## Set task
Reproduce all of the material word for word.

>> start The input

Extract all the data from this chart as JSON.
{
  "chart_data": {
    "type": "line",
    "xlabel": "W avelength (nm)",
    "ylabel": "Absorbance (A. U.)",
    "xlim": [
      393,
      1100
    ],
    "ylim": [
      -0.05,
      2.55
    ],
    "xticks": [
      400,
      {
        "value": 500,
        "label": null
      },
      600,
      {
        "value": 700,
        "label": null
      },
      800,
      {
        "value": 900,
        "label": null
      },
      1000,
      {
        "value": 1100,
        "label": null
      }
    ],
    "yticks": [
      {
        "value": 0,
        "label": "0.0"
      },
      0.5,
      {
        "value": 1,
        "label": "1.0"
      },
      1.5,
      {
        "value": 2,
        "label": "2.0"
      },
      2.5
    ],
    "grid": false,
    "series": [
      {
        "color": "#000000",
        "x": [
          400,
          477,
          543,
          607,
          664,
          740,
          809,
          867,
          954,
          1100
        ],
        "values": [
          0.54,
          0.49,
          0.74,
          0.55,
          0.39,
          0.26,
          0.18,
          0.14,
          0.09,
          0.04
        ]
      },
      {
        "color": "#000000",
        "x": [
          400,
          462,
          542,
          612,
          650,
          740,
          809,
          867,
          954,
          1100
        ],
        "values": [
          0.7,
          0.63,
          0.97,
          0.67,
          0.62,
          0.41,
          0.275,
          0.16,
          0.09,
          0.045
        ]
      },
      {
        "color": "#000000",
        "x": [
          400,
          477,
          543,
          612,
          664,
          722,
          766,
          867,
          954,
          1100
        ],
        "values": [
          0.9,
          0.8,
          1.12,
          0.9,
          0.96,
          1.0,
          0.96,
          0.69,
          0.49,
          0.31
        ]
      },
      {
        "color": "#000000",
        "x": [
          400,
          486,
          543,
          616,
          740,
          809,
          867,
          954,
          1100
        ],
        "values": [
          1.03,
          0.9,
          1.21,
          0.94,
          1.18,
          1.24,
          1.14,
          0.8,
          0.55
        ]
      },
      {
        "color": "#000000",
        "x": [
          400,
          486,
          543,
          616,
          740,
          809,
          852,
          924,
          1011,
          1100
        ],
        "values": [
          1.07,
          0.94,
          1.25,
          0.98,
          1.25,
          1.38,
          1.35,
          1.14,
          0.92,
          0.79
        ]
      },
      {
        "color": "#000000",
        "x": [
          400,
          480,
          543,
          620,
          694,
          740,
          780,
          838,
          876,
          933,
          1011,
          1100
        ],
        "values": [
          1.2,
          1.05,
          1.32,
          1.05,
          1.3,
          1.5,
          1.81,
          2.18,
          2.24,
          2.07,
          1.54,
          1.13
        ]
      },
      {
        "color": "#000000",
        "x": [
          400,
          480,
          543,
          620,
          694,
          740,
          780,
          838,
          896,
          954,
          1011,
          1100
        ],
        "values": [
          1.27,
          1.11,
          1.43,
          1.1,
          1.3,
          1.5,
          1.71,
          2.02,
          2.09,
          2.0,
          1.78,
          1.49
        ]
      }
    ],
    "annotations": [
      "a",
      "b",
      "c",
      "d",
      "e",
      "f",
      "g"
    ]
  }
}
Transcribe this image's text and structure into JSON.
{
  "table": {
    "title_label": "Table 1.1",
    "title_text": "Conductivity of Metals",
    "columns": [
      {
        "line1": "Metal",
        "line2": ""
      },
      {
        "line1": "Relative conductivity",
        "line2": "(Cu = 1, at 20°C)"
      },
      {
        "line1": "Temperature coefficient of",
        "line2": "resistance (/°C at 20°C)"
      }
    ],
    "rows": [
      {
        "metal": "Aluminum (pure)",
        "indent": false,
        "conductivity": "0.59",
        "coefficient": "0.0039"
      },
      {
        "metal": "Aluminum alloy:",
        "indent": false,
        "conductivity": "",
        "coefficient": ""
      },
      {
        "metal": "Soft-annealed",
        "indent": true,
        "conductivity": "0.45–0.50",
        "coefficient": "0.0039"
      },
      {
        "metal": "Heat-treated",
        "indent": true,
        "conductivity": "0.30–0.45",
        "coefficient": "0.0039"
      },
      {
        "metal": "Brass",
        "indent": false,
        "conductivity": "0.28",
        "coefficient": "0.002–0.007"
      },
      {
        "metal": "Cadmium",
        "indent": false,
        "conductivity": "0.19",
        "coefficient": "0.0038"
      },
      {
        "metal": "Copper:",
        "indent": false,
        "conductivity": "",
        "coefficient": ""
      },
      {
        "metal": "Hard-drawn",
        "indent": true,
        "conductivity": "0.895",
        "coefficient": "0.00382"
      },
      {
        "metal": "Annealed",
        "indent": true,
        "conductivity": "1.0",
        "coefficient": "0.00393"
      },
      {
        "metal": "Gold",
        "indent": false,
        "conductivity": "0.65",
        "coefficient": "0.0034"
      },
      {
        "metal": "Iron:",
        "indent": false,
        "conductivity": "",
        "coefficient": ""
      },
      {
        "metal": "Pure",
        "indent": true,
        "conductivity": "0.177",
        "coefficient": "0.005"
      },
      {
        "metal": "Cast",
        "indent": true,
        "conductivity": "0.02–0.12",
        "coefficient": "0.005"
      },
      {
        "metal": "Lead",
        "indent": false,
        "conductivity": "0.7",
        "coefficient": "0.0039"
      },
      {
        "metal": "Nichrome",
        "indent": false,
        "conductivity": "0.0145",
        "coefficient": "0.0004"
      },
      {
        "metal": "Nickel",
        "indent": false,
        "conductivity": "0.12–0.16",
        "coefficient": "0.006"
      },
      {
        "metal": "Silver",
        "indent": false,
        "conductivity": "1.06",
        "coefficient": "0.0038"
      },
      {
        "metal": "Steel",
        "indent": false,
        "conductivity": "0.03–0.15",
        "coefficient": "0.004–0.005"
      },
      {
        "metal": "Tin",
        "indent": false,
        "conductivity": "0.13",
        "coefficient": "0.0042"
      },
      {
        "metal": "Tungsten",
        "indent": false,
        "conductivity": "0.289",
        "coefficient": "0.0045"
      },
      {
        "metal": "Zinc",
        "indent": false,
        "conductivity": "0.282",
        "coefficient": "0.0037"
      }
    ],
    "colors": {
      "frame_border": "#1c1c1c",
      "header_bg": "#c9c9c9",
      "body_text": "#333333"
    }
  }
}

>> end The input

## Exercise answer
Extract all the data from this chart as JSON.
{
  "chart_data": {
    "type": "line",
    "xlabel": "W avelength (nm)",
    "ylabel": "Absorbance (A. U.)",
    "xlim": [
      393,
      1100
    ],
    "ylim": [
      -0.05,
      2.55
    ],
    "xticks": [
      400,
      {
        "value": 500,
        "label": null
      },
      600,
      {
        "value": 700,
        "label": null
      },
      800,
      {
        "value": 900,
        "label": null
      },
      1000,
      {
        "value": 1100,
        "label": null
      }
    ],
    "yticks": [
      {
        "value": 0,
        "label": "0.0"
      },
      0.5,
      {
        "value": 1,
        "label": "1.0"
      },
      1.5,
      {
        "value": 2,
        "label": "2.0"
      },
      2.5
    ],
    "grid": false,
    "series": [
      {
        "color": "#000000",
        "x": [
          400,
          477,
          543,
          607,
          664,
          740,
          809,
          867,
          954,
          1100
        ],
        "values": [
          0.54,
          0.49,
          0.74,
          0.55,
          0.39,
          0.26,
          0.18,
          0.14,
          0.09,
          0.04
        ]
      },
      {
        "color": "#000000",
        "x": [
          400,
          462,
          542,
          612,
          650,
          740,
          809,
          867,
          954,
          1100
        ],
        "values": [
          0.7,
          0.63,
          0.97,
          0.67,
          0.62,
          0.41,
          0.275,
          0.16,
          0.09,
          0.045
        ]
      },
      {
        "color": "#000000",
        "x": [
          400,
          477,
          543,
          612,
          664,
          722,
          766,
          867,
          954,
          1100
        ],
        "values": [
          0.9,
          0.8,
          1.12,
          0.9,
          0.96,
          1.0,
          0.96,
          0.69,
          0.49,
          0.31
        ]
      },
      {
        "color": "#000000",
        "x": [
          400,
          486,
          543,
          616,
          740,
          809,
          867,
          954,
          1100
        ],
        "values": [
          1.03,
          0.9,
          1.21,
          0.94,
          1.18,
          1.24,
          1.14,
          0.8,
          0.55
        ]
      },
      {
        "color": "#000000",
        "x": [
          400,
          486,
          543,
          616,
          740,
          809,
          852,
          924,
          1011,
          1100
        ],
        "values": [
          1.07,
          0.94,
          1.25,
          0.98,
          1.25,
          1.38,
          1.35,
          1.14,
          0.92,
          0.79
        ]
      },
      {
        "color": "#000000",
        "x": [
          400,
          480,
          543,
          620,
          694,
          740,
          780,
          838,
          876,
          933,
          1011,
          1100
        ],
        "values": [
          1.2,
          1.05,
          1.32,
          1.05,
          1.3,
          1.5,
          1.81,
          2.18,
          2.24,
          2.07,
          1.54,
          1.13
        ]
      },
      {
        "color": "#000000",
        "x": [
          400,
          480,
          543,
          620,
          694,
          740,
          780,
          838,
          896,
          954,
          1011,
          1100
        ],
        "values": [
          1.27,
          1.11,
          1.43,
          1.1,
          1.3,
          1.5,
          1.71,
          2.02,
          2.09,
          2.0,
          1.78,
          1.49
        ]
      }
    ],
    "annotations": [
      "a",
      "b",
      "c",
      "d",
      "e",
      "f",
      "g"
    ]
  }
}
Transcribe this image's text and structure into JSON.
{
  "table": {
    "title_label": "Table 1.1",
    "title_text": "Conductivity of Metals",
    "columns": [
      {
        "line1": "Metal",
        "line2": ""
      },
      {
        "line1": "Relative conductivity",
        "line2": "(Cu = 1, at 20°C)"
      },
      {
        "line1": "Temperature coefficient of",
        "line2": "resistance (/°C at 20°C)"
      }
    ],
    "rows": [
      {
        "metal": "Aluminum (pure)",
        "indent": false,
        "conductivity": "0.59",
        "coefficient": "0.0039"
      },
      {
        "metal": "Aluminum alloy:",
        "indent": false,
        "conductivity": "",
        "coefficient": ""
      },
      {
        "metal": "Soft-annealed",
        "indent": true,
        "conductivity": "0.45–0.50",
        "coefficient": "0.0039"
      },
      {
        "metal": "Heat-treated",
        "indent": true,
        "conductivity": "0.30–0.45",
        "coefficient": "0.0039"
      },
      {
        "metal": "Brass",
        "indent": false,
        "conductivity": "0.28",
        "coefficient": "0.002–0.007"
      },
      {
        "metal": "Cadmium",
        "indent": false,
        "conductivity": "0.19",
        "coefficient": "0.0038"
      },
      {
        "metal": "Copper:",
        "indent": false,
        "conductivity": "",
        "coefficient": ""
      },
      {
        "metal": "Hard-drawn",
        "indent": true,
        "conductivity": "0.895",
        "coefficient": "0.00382"
      },
      {
        "metal": "Annealed",
        "indent": true,
        "conductivity": "1.0",
        "coefficient": "0.00393"
      },
      {
        "metal": "Gold",
        "indent": false,
        "conductivity": "0.65",
        "coefficient": "0.0034"
      },
      {
        "metal": "Iron:",
        "indent": false,
        "conductivity": "",
        "coefficient": ""
      },
      {
        "metal": "Pure",
        "indent": true,
        "conductivity": "0.177",
        "coefficient": "0.005"
      },
      {
        "metal": "Cast",
        "indent": true,
        "conductivity": "0.02–0.12",
        "coefficient": "0.005"
      },
      {
        "metal": "Lead",
        "indent": false,
        "conductivity": "0.7",
        "coefficient": "0.0039"
      },
      {
        "metal": "Nichrome",
        "indent": false,
        "conductivity": "0.0145",
        "coefficient": "0.0004"
      },
      {
        "metal": "Nickel",
        "indent": false,
        "conductivity": "0.12–0.16",
        "coefficient": "0.006"
      },
      {
        "metal": "Silver",
        "indent": false,
        "conductivity": "1.06",
        "coefficient": "0.0038"
      },
      {
        "metal": "Steel",
        "indent": false,
        "conductivity": "0.03–0.15",
        "coefficient": "0.004–0.005"
      },
      {
        "metal": "Tin",
        "indent": false,
        "conductivity": "0.13",
        "coefficient": "0.0042"
      },
      {
        "metal": "Tungsten",
        "indent": false,
        "conductivity": "0.289",
        "coefficient": "0.0045"
      },
      {
        "metal": "Zinc",
        "indent": false,
        "conductivity": "0.282",
        "coefficient": "0.0037"
      }
    ],
    "colors": {
      "frame_border": "#1c1c1c",
      "header_bg": "#c9c9c9",
      "body_text": "#333333"
    }
  }
}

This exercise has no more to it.